# CHALLENGE
Rewrite the records starting at the line that contains "line-number: 27 — [21, 361, 40, 379]" and ending at the line that contains "line-number: 23 — [21, 281, 40, 299]". Replace "fold-toggle-icon" with "fold-arrow-icon" and leave everything else unchanged.

....

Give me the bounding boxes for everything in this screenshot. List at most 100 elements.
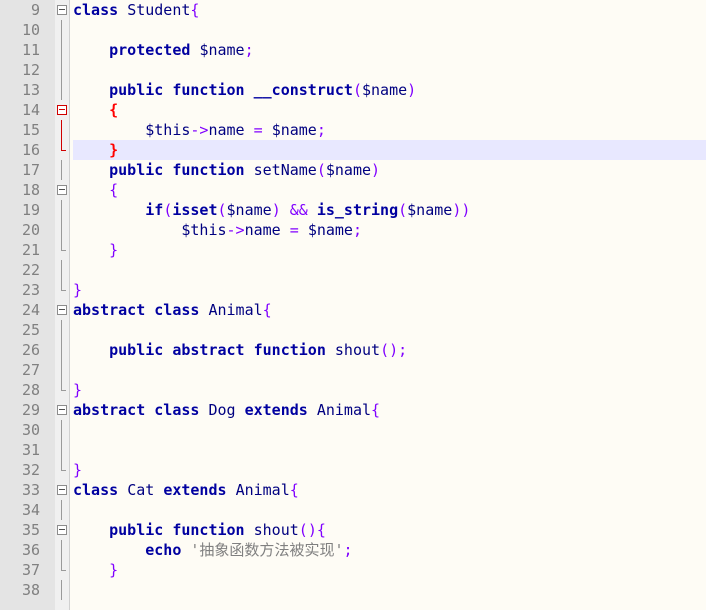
line-number: 27 — [21, 361, 40, 379]
code-text[interactable] — [73, 420, 706, 440]
code-line[interactable]: 9 class Student{ — [0, 0, 706, 20]
fold-toggle-icon[interactable] — [57, 400, 67, 420]
code-text[interactable] — [73, 580, 706, 600]
code-line[interactable]: 30 — [0, 420, 706, 440]
code-text[interactable] — [73, 260, 706, 280]
fold-line-icon — [57, 60, 67, 80]
fold-toggle-icon[interactable] — [57, 0, 67, 20]
code-line[interactable]: 20 $this->name = $name; — [0, 220, 706, 240]
code-line[interactable]: 18 { — [0, 180, 706, 200]
code-line[interactable]: 34 — [0, 500, 706, 520]
code-text[interactable] — [73, 440, 706, 460]
code-line[interactable]: 22 — [0, 260, 706, 280]
fold-toggle-icon[interactable] — [57, 480, 67, 500]
fold-toggle-icon[interactable] — [57, 520, 67, 540]
code-line[interactable]: 28} — [0, 380, 706, 400]
code-line[interactable]: 36 echo '抽象函数方法被实现'; — [0, 540, 706, 560]
fold-toggle-icon[interactable] — [57, 100, 67, 120]
code-text[interactable] — [73, 360, 706, 380]
code-text[interactable]: { — [73, 100, 706, 120]
code-line[interactable]: 16 } — [0, 140, 706, 160]
code-line[interactable]: 23} — [0, 280, 706, 300]
code-text[interactable]: } — [73, 460, 706, 480]
code-text[interactable]: public function shout(){ — [73, 520, 706, 540]
line-number: 36 — [21, 541, 40, 559]
line-number: 9 — [30, 1, 40, 19]
code-line[interactable]: 17 public function setName($name) — [0, 160, 706, 180]
code-text[interactable]: } — [73, 280, 706, 300]
line-number: 19 — [21, 201, 40, 219]
line-number: 17 — [21, 161, 40, 179]
line-number: 25 — [21, 321, 40, 339]
code-line[interactable]: 25 — [0, 320, 706, 340]
code-line[interactable]: 31 — [0, 440, 706, 460]
fold-toggle-icon[interactable] — [57, 180, 67, 200]
code-text[interactable] — [73, 20, 706, 40]
code-text[interactable]: { — [73, 180, 706, 200]
code-text[interactable]: protected $name; — [73, 40, 706, 60]
line-number: 13 — [21, 81, 40, 99]
code-line[interactable]: 29 abstract class Dog extends Animal{ — [0, 400, 706, 420]
code-text[interactable]: abstract class Animal{ — [73, 300, 706, 320]
code-text[interactable]: $this->name = $name; — [73, 220, 706, 240]
fold-line-icon — [57, 500, 67, 520]
line-number: 23 — [21, 281, 40, 299]
code-line[interactable]: 14 { — [0, 100, 706, 120]
code-line[interactable]: 21 } — [0, 240, 706, 260]
code-line[interactable]: 13 public function __construct($name) — [0, 80, 706, 100]
code-text[interactable] — [73, 500, 706, 520]
fold-line-icon — [57, 320, 67, 340]
fold-end-icon — [57, 240, 67, 260]
line-number: 28 — [21, 381, 40, 399]
code-text[interactable]: public abstract function shout(); — [73, 340, 706, 360]
code-text[interactable]: } — [73, 560, 706, 580]
line-number: 21 — [21, 241, 40, 259]
code-line[interactable]: 38 — [0, 580, 706, 600]
line-number: 29 — [21, 401, 40, 419]
fold-toggle-icon[interactable] — [57, 300, 67, 320]
fold-end-icon — [57, 280, 67, 300]
code-editor[interactable]: 9 class Student{10 11 protected $name; 12 13… — [0, 0, 706, 610]
code-line[interactable]: 12 — [0, 60, 706, 80]
code-line[interactable]: 27 — [0, 360, 706, 380]
fold-line-icon — [57, 540, 67, 560]
line-number: 22 — [21, 261, 40, 279]
code-line[interactable]: 10 — [0, 20, 706, 40]
line-number: 38 — [21, 581, 40, 599]
fold-end-icon — [57, 140, 67, 160]
fold-line-icon — [57, 340, 67, 360]
fold-end-icon — [57, 380, 67, 400]
code-line[interactable]: 37 } — [0, 560, 706, 580]
line-number: 12 — [21, 61, 40, 79]
code-text[interactable]: } — [73, 140, 706, 160]
line-number: 35 — [21, 521, 40, 539]
line-number: 31 — [21, 441, 40, 459]
code-text[interactable]: class Student{ — [73, 0, 706, 20]
code-text[interactable]: $this->name = $name; — [73, 120, 706, 140]
fold-line-icon — [57, 40, 67, 60]
code-text[interactable]: if(isset($name) && is_string($name)) — [73, 200, 706, 220]
code-text[interactable]: abstract class Dog extends Animal{ — [73, 400, 706, 420]
fold-line-icon — [57, 200, 67, 220]
code-text[interactable]: echo '抽象函数方法被实现'; — [73, 540, 706, 560]
code-line[interactable]: 26 public abstract function shout(); — [0, 340, 706, 360]
code-line[interactable]: 35 public function shout(){ — [0, 520, 706, 540]
code-line[interactable]: 19 if(isset($name) && is_string($name)) — [0, 200, 706, 220]
code-text[interactable] — [73, 320, 706, 340]
line-number: 34 — [21, 501, 40, 519]
code-text[interactable]: public function setName($name) — [73, 160, 706, 180]
code-text[interactable]: } — [73, 380, 706, 400]
code-text[interactable]: public function __construct($name) — [73, 80, 706, 100]
code-text[interactable]: class Cat extends Animal{ — [73, 480, 706, 500]
code-line[interactable]: 15 $this->name = $name; — [0, 120, 706, 140]
code-text[interactable]: } — [73, 240, 706, 260]
code-line[interactable]: 24 abstract class Animal{ — [0, 300, 706, 320]
code-text[interactable] — [73, 60, 706, 80]
code-line[interactable]: 11 protected $name; — [0, 40, 706, 60]
code-line[interactable]: 33 class Cat extends Animal{ — [0, 480, 706, 500]
code-line[interactable]: 32} — [0, 460, 706, 480]
line-number: 33 — [21, 481, 40, 499]
line-number: 16 — [21, 141, 40, 159]
fold-line-icon — [57, 580, 67, 600]
fold-line-icon — [57, 160, 67, 180]
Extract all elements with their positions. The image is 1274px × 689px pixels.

....

# RESULT FOR THIS EXERCISE
line-number: 27 — [21, 361, 40, 379]
code-text[interactable] — [73, 420, 706, 440]
code-line[interactable]: 9 class Student{ — [0, 0, 706, 20]
fold-arrow-icon[interactable] — [57, 400, 67, 420]
code-text[interactable] — [73, 580, 706, 600]
code-line[interactable]: 30 — [0, 420, 706, 440]
code-text[interactable] — [73, 260, 706, 280]
fold-line-icon — [57, 60, 67, 80]
fold-arrow-icon[interactable] — [57, 0, 67, 20]
code-line[interactable]: 20 $this->name = $name; — [0, 220, 706, 240]
code-line[interactable]: 18 { — [0, 180, 706, 200]
code-line[interactable]: 34 — [0, 500, 706, 520]
code-text[interactable] — [73, 440, 706, 460]
code-line[interactable]: 22 — [0, 260, 706, 280]
fold-arrow-icon[interactable] — [57, 480, 67, 500]
fold-arrow-icon[interactable] — [57, 520, 67, 540]
code-line[interactable]: 28} — [0, 380, 706, 400]
code-line[interactable]: 36 echo '抽象函数方法被实现'; — [0, 540, 706, 560]
fold-arrow-icon[interactable] — [57, 100, 67, 120]
code-text[interactable] — [73, 360, 706, 380]
code-text[interactable]: { — [73, 100, 706, 120]
code-line[interactable]: 16 } — [0, 140, 706, 160]
code-line[interactable]: 23} — [0, 280, 706, 300]
code-text[interactable]: } — [73, 460, 706, 480]
code-text[interactable]: public function shout(){ — [73, 520, 706, 540]
line-number: 36 — [21, 541, 40, 559]
line-number: 9 — [30, 1, 40, 19]
code-line[interactable]: 17 public function setName($name) — [0, 160, 706, 180]
code-text[interactable]: } — [73, 280, 706, 300]
line-number: 19 — [21, 201, 40, 219]
line-number: 17 — [21, 161, 40, 179]
line-number: 25 — [21, 321, 40, 339]
code-line[interactable]: 25 — [0, 320, 706, 340]
code-line[interactable]: 31 — [0, 440, 706, 460]
fold-arrow-icon[interactable] — [57, 180, 67, 200]
code-text[interactable] — [73, 20, 706, 40]
code-text[interactable]: { — [73, 180, 706, 200]
code-text[interactable]: protected $name; — [73, 40, 706, 60]
line-number: 13 — [21, 81, 40, 99]
code-line[interactable]: 29 abstract class Dog extends Animal{ — [0, 400, 706, 420]
code-text[interactable]: abstract class Animal{ — [73, 300, 706, 320]
code-text[interactable]: $this->name = $name; — [73, 220, 706, 240]
fold-line-icon — [57, 500, 67, 520]
line-number: 23 — [21, 281, 40, 299]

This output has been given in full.